#### Texto ####
Todo eso lo denunciaban, unos y otros, viendo la paja en el ojo ajeno, cuando en ambos grupos existían visos claros de que se extralimitaban, ignorando la viga en el ojo propio, en los mismos aspectos de los que ellos se dolían respecto a sus contrarios. Por eso, en lo sustancial, unos y otros se negaron a incluir entre sus impugnaciones, toda la cadena de excesos que se cometieron en cuanto al manejo y comprobación de los recursos que utilizaron, las formas en las que unos y otros condujeron sus acciones de proselitismo electoral, ni los señalamientos, insinuaciones y ataques, que vulneraban las reglas más básicas de decoro, civilidad y respeto entre los contendientes.
ILEGALIDAD, CONSOLIDADA
Antes de la jornada electoral, desde las fuerzas de oposición —los grupos de poder, no la dirigencia formal o sus candidatos— llamaban a prepararse para vigilar que la votación se llevara a cabo dentro de los márgenes de la legalidad, y llamaban a la ciudadanía a denunciar cualquier irregularidad que vieran en cuanto a la compra de votos, coacción, y demás delitos electorales que pudieran cometerse antes, durante y después del día de los comicios.
#### Sección de datos ####
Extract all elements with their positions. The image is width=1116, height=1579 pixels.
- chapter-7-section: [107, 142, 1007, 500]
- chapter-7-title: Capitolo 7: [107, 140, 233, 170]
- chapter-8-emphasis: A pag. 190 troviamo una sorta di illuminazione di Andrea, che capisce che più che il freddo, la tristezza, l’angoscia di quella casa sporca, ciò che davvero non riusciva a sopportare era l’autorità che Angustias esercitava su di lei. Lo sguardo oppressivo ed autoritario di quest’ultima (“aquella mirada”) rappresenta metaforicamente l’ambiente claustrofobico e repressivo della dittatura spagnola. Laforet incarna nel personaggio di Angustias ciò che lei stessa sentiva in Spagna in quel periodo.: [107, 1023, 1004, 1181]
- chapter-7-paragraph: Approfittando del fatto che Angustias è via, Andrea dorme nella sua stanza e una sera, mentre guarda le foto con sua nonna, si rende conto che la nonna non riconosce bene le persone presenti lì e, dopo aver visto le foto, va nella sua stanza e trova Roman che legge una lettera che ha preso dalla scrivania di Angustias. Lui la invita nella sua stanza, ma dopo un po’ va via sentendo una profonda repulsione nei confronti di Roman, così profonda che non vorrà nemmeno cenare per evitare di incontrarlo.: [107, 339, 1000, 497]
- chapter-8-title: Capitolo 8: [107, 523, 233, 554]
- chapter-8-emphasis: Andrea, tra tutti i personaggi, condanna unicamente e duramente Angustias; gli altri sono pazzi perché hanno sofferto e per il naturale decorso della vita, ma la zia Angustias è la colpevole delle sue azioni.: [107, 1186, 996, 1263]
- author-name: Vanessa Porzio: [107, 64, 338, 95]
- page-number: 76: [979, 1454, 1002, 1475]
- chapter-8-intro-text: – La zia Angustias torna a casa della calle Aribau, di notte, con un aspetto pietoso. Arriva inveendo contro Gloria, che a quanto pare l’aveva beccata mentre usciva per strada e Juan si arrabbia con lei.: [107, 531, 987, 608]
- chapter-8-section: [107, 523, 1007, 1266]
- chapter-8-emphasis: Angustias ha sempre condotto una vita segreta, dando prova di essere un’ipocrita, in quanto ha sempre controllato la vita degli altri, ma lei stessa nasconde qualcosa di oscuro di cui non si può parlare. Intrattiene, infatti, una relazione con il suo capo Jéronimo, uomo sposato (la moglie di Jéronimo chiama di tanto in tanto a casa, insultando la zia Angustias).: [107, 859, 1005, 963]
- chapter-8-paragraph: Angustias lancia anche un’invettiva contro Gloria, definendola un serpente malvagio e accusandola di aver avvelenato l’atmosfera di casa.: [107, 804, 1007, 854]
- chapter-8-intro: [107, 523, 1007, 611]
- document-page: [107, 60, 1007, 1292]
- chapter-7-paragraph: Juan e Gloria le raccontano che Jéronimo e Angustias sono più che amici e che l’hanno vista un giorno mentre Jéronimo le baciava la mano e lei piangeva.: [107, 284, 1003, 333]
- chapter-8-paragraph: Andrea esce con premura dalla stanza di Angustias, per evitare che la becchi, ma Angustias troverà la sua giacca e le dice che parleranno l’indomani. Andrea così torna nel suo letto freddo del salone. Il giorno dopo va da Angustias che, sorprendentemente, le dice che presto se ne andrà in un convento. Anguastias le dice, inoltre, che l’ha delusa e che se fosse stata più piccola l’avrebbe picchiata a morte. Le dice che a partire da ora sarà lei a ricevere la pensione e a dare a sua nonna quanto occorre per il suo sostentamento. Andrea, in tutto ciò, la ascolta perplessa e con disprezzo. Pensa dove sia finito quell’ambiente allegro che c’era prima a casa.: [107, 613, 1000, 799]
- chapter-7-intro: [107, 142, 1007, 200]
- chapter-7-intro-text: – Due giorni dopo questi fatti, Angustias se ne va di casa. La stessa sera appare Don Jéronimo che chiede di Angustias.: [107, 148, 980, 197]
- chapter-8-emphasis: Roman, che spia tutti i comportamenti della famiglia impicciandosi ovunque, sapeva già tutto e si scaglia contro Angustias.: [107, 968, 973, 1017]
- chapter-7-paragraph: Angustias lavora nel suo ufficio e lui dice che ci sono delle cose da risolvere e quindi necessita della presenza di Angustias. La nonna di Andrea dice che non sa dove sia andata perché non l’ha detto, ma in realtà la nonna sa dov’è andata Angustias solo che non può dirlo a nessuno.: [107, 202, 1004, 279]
####
Lista de tareas
(1) En el texto sobre las elecciones, ¿qué irregularidades pedían a la ciudadanía que denunciara las fuerzas de oposición antes de la jornada electoral?
(2) Retoma el texto sobre las elecciones y continúalo a partir de su última oración.

Respuestas en orden
(1) Las relacionadas con la compra de votos, la coacción y demás delitos electorales que pudieran cometerse antes, durante y después del día de los comicios.

(2)
El resultado fue sin duda sorprendente. La causa de los partidos de oposición ganó con una holgura de más de cien mil votos sobre el abanderado priista. Y cuando eso ocurrió, fueron los tricolores quienes tomaron la bandera de la denuncia sobre el fraude electoral. Todos los que tenían algo que decir desde la trinchera priista, se deshicieron explicando que “les echaron montón”, que el gobierno federal había operado abierta y groseramente con recursos para comprar votos el día de los comicios, y que por esa razón acudirían a los tribunales para defenderse de las ilegalidades que habían cometido en su contra, y hacer valer la democracia.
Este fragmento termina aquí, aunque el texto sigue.